Single out each line with the word "tillåtet" and copy it.
>> begin Excerpted records
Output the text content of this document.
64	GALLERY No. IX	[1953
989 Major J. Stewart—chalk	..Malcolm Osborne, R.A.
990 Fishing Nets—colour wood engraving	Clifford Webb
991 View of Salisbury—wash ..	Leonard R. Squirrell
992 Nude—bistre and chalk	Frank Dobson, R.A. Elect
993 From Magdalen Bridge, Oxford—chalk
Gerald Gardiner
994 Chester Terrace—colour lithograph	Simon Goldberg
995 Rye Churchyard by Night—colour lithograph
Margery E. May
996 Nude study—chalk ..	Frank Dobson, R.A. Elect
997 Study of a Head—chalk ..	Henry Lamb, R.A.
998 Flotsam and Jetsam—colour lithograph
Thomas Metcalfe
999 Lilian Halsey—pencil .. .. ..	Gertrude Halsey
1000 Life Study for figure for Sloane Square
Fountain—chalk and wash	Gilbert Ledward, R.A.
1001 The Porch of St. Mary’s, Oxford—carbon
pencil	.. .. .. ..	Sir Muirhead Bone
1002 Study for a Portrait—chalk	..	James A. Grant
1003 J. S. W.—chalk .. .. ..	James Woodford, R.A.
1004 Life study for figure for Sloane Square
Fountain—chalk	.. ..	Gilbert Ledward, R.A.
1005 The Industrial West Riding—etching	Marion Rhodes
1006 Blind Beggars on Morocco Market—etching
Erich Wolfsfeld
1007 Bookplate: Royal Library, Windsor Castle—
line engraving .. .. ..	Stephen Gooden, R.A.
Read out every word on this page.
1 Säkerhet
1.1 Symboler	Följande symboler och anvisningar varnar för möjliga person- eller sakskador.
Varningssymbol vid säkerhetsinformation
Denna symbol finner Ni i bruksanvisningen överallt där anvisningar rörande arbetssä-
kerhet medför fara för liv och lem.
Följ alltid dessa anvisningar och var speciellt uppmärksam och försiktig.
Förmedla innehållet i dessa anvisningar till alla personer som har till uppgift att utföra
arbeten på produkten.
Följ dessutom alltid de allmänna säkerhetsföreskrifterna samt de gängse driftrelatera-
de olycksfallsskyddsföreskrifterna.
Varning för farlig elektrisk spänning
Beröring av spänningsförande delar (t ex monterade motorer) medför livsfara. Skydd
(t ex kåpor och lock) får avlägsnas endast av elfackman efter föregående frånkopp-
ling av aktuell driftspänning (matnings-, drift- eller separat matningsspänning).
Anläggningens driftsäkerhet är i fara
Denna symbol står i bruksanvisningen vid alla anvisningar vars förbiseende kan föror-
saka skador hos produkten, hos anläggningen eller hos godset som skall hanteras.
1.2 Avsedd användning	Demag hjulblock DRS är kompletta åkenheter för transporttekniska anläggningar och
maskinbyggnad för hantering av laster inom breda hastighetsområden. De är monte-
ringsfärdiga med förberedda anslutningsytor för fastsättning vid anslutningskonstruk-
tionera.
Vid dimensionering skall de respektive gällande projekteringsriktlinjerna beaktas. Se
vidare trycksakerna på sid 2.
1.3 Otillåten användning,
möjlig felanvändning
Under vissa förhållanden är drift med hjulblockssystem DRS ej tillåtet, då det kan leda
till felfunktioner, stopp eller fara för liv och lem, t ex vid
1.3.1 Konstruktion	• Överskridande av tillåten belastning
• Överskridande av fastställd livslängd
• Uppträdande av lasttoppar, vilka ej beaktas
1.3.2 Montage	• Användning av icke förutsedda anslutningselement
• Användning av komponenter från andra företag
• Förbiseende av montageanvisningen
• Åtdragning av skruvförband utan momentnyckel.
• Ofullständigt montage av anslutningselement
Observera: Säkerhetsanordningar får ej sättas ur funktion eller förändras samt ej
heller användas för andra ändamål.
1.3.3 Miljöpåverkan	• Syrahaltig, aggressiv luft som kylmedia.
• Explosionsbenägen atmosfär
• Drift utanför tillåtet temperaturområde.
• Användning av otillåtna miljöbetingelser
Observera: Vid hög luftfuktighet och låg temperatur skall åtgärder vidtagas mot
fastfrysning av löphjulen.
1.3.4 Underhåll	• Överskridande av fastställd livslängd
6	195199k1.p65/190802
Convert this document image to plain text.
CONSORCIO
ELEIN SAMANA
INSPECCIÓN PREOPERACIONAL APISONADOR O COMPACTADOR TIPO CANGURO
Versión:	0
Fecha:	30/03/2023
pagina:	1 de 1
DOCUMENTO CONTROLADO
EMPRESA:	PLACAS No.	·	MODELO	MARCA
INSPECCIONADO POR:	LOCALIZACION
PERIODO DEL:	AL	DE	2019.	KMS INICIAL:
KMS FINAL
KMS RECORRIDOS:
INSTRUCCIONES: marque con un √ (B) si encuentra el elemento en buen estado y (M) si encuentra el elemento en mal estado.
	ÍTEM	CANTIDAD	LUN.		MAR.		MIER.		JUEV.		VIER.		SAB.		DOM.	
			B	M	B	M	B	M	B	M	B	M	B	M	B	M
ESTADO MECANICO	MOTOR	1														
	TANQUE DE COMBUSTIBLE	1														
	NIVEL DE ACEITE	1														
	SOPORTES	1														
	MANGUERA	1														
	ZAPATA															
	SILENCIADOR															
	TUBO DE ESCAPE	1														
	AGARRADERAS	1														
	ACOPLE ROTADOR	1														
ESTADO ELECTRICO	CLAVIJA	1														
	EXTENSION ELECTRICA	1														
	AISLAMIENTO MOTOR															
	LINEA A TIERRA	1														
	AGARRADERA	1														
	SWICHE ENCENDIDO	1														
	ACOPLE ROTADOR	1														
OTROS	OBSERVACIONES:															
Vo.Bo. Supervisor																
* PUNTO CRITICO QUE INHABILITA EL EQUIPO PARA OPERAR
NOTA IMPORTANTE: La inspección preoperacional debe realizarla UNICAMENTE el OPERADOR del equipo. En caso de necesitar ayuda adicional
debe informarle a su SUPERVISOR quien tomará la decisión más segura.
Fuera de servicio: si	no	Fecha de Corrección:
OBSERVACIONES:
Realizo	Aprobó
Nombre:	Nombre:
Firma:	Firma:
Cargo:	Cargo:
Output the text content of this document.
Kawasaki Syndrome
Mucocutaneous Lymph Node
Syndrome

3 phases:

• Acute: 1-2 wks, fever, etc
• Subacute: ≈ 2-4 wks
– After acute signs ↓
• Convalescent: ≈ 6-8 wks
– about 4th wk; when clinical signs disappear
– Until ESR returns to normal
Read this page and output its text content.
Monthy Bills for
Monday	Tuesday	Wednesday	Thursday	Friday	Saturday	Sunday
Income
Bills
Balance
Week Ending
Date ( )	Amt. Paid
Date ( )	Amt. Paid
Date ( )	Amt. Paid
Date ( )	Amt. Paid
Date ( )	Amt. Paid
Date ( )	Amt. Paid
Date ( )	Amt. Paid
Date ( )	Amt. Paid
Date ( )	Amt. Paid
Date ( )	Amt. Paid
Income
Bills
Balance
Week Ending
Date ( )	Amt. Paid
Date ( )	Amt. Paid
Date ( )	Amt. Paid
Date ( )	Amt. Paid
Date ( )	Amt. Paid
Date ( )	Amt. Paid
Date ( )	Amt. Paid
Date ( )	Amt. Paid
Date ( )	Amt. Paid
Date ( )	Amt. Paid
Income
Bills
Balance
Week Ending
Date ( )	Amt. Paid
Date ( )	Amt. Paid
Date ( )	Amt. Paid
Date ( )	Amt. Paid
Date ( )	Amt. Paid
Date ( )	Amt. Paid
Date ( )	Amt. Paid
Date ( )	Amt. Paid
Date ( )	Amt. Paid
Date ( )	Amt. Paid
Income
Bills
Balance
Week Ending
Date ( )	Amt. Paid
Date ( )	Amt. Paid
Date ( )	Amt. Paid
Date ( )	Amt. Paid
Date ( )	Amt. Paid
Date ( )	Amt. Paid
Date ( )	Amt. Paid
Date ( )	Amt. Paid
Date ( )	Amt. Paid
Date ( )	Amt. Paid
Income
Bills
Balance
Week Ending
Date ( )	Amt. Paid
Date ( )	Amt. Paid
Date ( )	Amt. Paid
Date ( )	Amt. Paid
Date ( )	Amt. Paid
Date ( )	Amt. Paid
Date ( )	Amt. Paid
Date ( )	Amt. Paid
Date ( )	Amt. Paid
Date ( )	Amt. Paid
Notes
>> end Excerpted records
Response for this exercise:
Under vissa förhållanden är drift med hjulblockssystem DRS ej tillåtet, då det kan leda
• Drift utanför tillåtet temperaturområde.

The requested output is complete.